— begin —

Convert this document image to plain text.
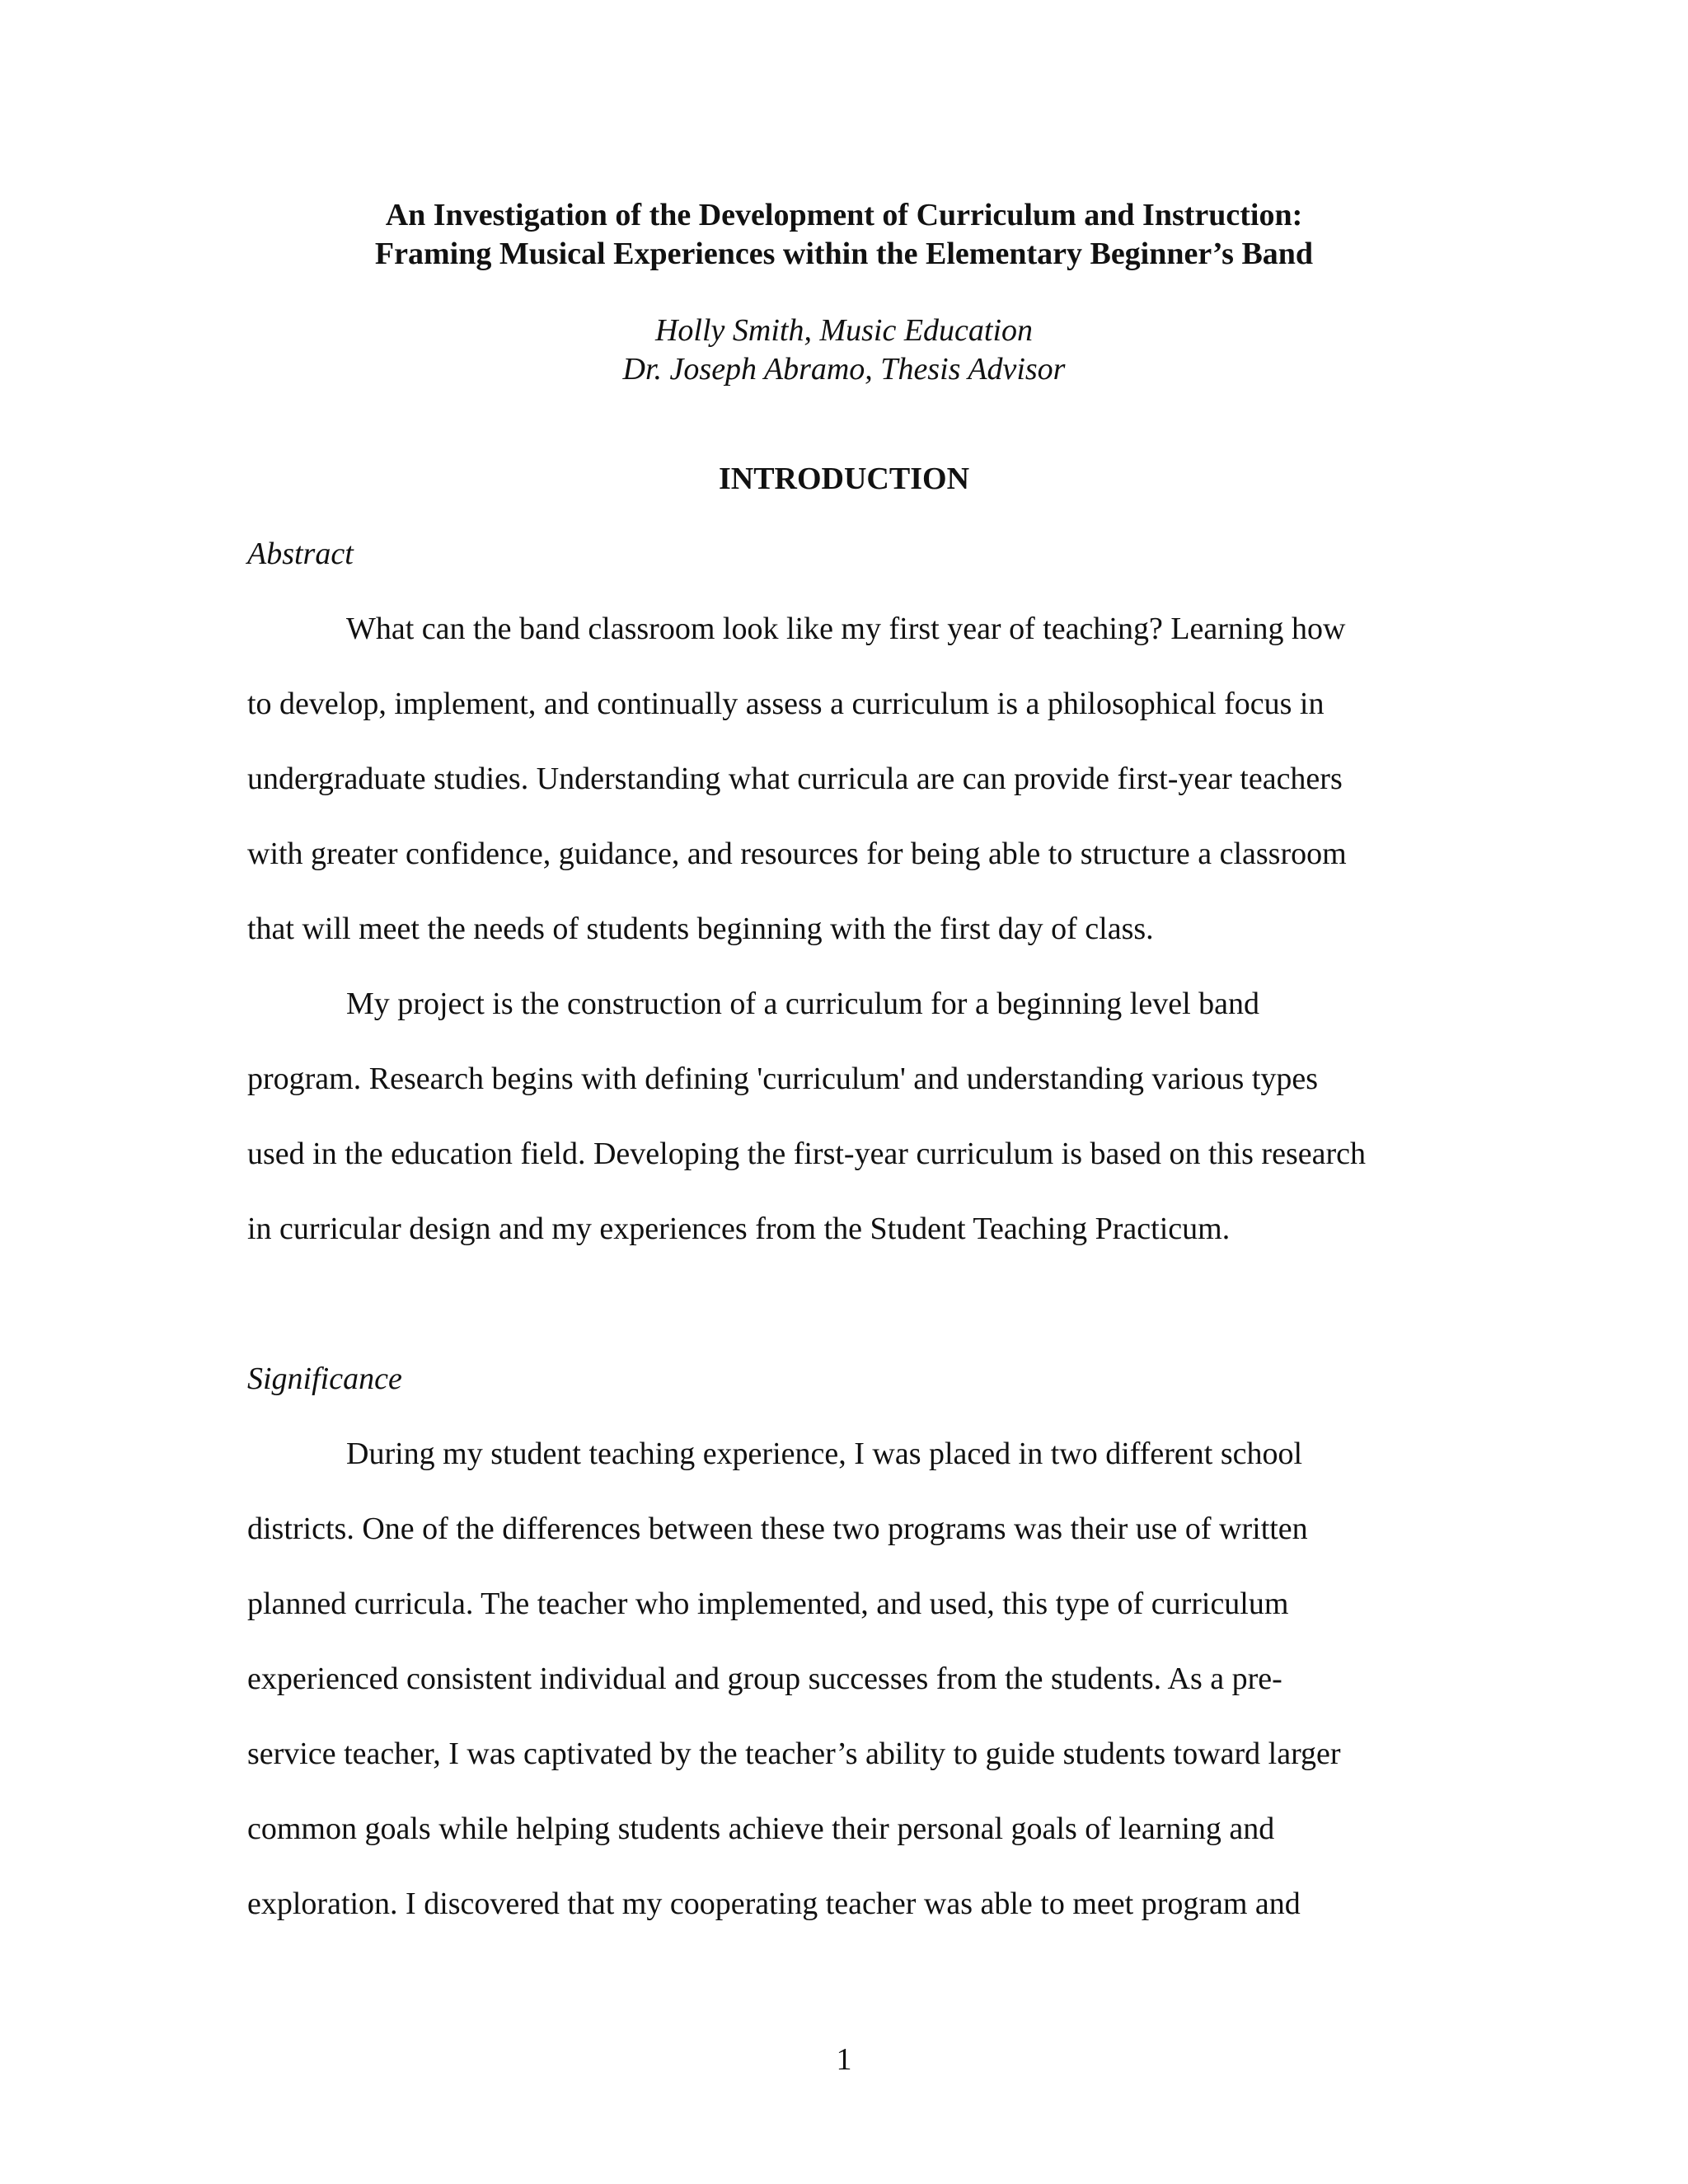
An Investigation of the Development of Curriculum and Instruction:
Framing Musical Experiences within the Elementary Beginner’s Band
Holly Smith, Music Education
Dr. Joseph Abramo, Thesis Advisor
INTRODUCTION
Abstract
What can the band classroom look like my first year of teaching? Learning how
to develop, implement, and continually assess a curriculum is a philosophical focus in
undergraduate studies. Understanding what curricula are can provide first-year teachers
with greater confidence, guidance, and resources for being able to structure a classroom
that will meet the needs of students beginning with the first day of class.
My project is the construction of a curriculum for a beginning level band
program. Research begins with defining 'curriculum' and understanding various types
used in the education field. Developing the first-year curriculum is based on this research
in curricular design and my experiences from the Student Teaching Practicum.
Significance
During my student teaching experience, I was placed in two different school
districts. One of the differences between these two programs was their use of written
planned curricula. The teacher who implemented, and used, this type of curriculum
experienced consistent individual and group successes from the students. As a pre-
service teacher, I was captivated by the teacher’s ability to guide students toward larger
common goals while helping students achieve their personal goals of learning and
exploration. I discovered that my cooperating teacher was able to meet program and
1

— end —

--- WORK INSTRUCTIONS ---
Retype each record exactly as it stands, but do not include the pictures.

--- RESPONSE ---
Convert this document image to plain text.
An Investigation of the Development of Curriculum and Instruction:
Framing Musical Experiences within the Elementary Beginner’s Band
Holly Smith, Music Education
Dr. Joseph Abramo, Thesis Advisor
INTRODUCTION
Abstract
What can the band classroom look like my first year of teaching? Learning how
to develop, implement, and continually assess a curriculum is a philosophical focus in
undergraduate studies. Understanding what curricula are can provide first-year teachers
with greater confidence, guidance, and resources for being able to structure a classroom
that will meet the needs of students beginning with the first day of class.
My project is the construction of a curriculum for a beginning level band
program. Research begins with defining 'curriculum' and understanding various types
used in the education field. Developing the first-year curriculum is based on this research
in curricular design and my experiences from the Student Teaching Practicum.
Significance
During my student teaching experience, I was placed in two different school
districts. One of the differences between these two programs was their use of written
planned curricula. The teacher who implemented, and used, this type of curriculum
experienced consistent individual and group successes from the students. As a pre-
service teacher, I was captivated by the teacher’s ability to guide students toward larger
common goals while helping students achieve their personal goals of learning and
exploration. I discovered that my cooperating teacher was able to meet program and
1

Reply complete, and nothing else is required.